>> START
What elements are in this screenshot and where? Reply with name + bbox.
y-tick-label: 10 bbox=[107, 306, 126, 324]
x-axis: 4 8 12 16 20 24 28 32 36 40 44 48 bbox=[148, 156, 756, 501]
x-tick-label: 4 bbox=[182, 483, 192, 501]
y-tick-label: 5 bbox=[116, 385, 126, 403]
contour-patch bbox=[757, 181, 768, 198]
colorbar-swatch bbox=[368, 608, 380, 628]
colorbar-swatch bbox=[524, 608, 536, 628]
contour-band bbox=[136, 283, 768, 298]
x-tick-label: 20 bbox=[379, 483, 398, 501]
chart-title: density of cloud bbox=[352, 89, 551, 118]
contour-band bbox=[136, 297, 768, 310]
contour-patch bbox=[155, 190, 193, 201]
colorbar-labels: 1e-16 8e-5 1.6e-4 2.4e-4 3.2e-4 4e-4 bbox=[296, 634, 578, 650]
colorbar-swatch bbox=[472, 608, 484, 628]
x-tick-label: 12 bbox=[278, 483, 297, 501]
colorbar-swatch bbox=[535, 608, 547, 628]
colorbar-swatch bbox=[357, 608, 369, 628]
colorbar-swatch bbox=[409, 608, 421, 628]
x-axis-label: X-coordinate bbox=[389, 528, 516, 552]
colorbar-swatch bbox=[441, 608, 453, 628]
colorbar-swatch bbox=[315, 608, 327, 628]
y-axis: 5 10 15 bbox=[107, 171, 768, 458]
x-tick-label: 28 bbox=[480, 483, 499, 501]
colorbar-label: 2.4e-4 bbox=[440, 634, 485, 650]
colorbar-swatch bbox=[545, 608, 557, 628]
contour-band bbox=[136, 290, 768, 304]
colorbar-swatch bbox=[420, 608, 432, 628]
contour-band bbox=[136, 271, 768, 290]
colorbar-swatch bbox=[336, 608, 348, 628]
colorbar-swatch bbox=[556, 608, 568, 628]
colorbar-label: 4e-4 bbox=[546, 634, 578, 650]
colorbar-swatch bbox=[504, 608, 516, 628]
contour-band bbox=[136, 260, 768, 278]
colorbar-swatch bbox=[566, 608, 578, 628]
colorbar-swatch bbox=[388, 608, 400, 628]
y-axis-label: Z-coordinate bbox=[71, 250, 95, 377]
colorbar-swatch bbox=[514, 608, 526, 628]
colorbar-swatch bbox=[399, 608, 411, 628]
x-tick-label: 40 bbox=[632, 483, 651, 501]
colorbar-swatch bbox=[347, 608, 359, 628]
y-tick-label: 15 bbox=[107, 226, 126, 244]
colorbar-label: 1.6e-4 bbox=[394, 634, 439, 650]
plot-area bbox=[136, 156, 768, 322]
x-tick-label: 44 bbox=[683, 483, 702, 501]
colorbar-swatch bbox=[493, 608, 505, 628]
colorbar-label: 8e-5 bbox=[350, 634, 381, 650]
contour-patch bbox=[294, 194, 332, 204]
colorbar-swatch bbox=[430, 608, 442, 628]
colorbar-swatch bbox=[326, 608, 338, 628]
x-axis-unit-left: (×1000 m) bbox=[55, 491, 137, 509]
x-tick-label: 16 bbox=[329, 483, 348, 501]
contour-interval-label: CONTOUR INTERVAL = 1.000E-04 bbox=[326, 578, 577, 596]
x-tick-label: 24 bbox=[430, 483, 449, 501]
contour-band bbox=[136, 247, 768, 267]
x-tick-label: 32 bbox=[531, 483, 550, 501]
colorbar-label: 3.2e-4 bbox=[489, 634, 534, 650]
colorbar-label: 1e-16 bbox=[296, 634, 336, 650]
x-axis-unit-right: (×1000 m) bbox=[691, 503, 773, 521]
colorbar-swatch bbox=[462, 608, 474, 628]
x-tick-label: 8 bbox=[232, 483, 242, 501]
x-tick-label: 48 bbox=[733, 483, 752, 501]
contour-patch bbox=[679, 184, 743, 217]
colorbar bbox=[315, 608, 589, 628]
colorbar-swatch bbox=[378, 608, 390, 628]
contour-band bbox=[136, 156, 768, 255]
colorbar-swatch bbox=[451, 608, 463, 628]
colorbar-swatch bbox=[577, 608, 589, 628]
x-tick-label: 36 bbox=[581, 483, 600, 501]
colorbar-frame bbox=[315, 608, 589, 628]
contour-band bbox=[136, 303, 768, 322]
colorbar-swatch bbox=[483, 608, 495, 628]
>> END
■ **WHAT IS BEING ASKED**: Report how many lines of the listing above contain the string "patch", matching case exactly. Reply with the number only.

■ **TASK RESPONSE**: 4